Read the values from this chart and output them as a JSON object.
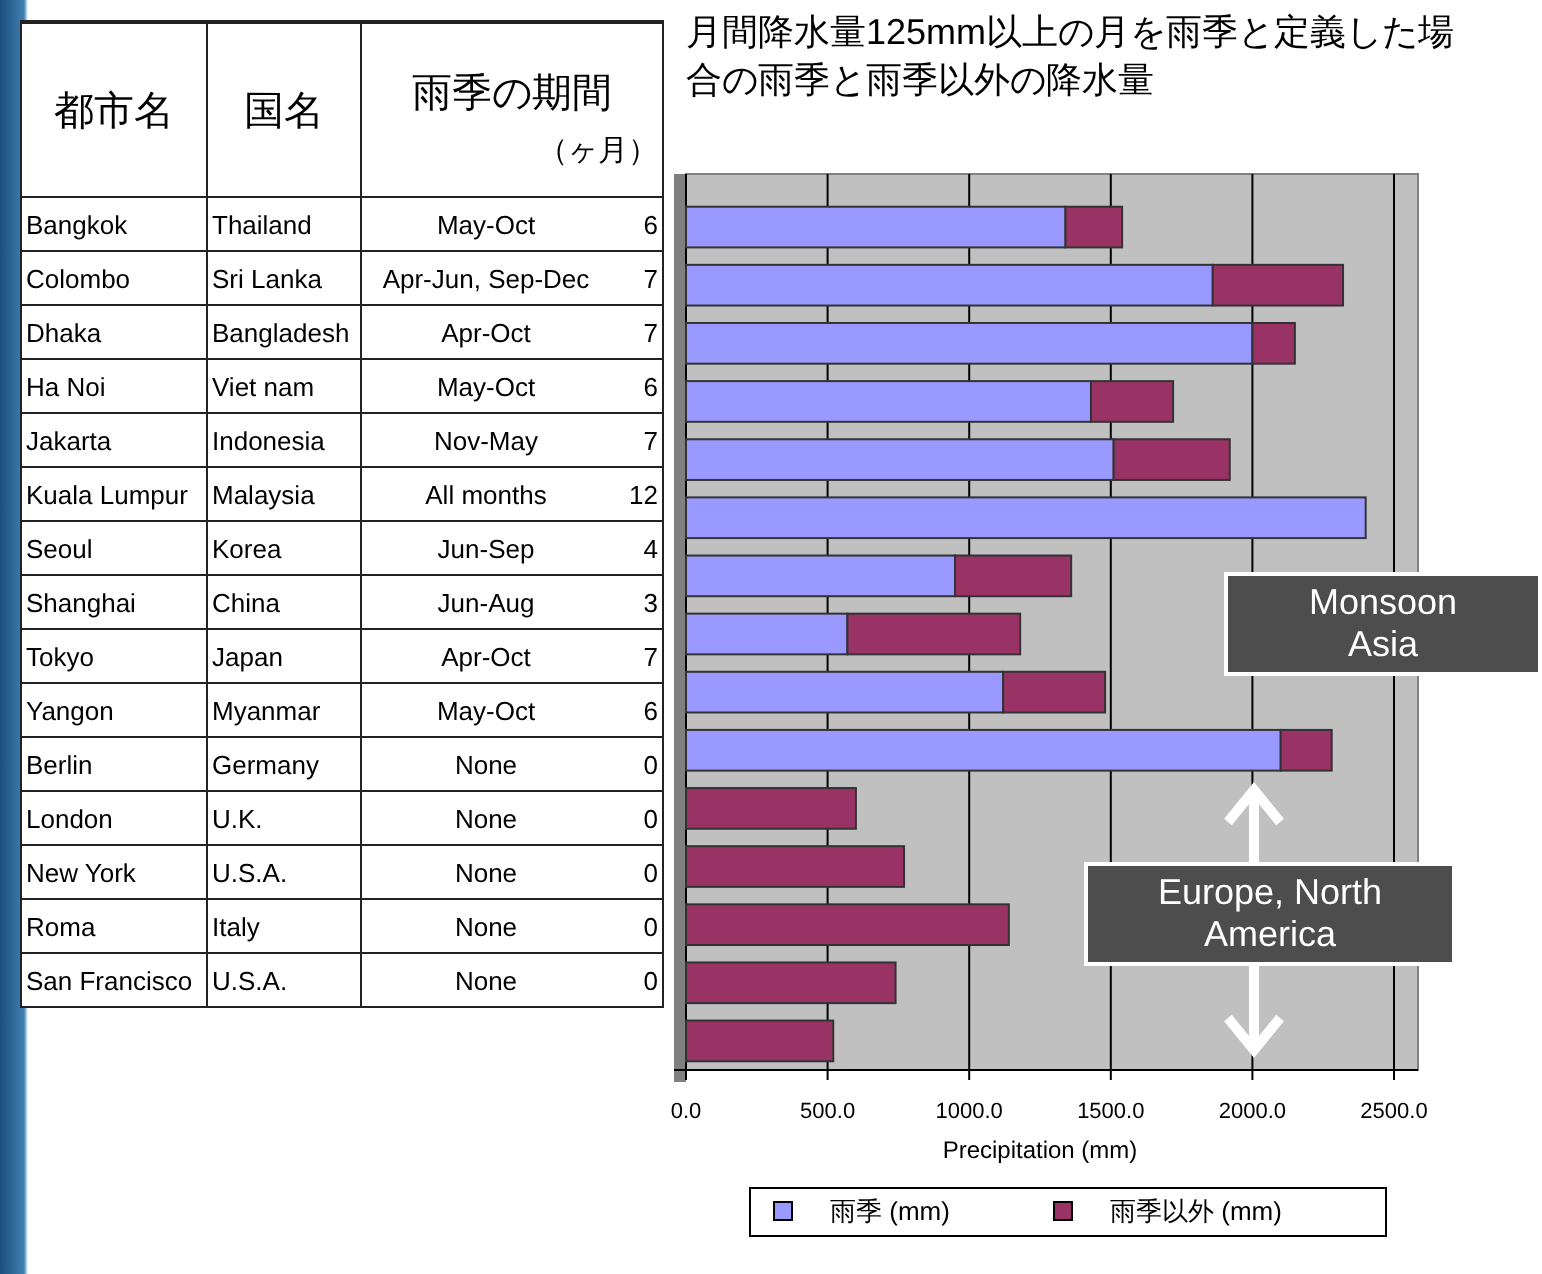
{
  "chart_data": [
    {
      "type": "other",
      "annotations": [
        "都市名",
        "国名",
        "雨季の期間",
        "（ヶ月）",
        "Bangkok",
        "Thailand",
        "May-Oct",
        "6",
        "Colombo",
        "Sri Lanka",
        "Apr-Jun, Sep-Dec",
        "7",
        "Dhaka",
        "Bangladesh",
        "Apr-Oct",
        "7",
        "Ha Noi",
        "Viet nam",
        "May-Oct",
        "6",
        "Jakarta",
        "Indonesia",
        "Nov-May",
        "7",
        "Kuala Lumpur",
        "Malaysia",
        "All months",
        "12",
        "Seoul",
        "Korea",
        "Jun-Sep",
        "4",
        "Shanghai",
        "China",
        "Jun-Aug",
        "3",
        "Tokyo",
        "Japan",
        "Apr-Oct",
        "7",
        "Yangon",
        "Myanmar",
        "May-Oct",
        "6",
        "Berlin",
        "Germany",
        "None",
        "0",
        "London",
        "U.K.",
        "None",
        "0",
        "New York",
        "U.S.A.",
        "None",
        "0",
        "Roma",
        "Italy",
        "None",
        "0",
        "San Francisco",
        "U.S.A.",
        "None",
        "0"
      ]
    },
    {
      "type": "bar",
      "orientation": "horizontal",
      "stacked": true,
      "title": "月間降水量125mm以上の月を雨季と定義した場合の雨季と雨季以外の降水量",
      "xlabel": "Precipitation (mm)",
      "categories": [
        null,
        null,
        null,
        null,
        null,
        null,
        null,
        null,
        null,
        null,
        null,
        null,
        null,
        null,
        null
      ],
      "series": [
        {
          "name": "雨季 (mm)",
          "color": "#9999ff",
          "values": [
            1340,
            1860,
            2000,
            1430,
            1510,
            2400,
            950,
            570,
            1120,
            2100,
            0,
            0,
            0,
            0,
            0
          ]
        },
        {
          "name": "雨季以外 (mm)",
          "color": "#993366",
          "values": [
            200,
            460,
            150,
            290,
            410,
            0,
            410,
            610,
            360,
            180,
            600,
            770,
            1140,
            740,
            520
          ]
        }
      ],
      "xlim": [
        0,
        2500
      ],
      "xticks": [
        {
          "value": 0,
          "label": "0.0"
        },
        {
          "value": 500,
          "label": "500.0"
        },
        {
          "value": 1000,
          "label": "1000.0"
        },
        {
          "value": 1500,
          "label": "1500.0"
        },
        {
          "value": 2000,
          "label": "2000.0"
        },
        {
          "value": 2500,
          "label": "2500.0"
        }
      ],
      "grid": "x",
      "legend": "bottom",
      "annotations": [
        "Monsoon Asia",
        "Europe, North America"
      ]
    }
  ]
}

* * *

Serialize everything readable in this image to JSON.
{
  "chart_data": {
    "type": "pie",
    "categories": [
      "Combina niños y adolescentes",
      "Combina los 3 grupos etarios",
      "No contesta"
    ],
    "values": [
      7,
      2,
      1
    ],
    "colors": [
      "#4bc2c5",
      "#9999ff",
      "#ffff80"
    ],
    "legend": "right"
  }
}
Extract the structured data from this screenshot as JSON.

TASK DETAILS: Look back at the entries above and repeat, unchanged, every line from the line holding "Serialize everything readable" through the line holding "Extract the structured".

FINAL RESULT:
Serialize everything readable in this image to JSON.
{
  "chart_data": {
    "type": "pie",
    "categories": [
      "Combina niños y adolescentes",
      "Combina los 3 grupos etarios",
      "No contesta"
    ],
    "values": [
      7,
      2,
      1
    ],
    "colors": [
      "#4bc2c5",
      "#9999ff",
      "#ffff80"
    ],
    "legend": "right"
  }
}
Extract the structured data from this screenshot as JSON.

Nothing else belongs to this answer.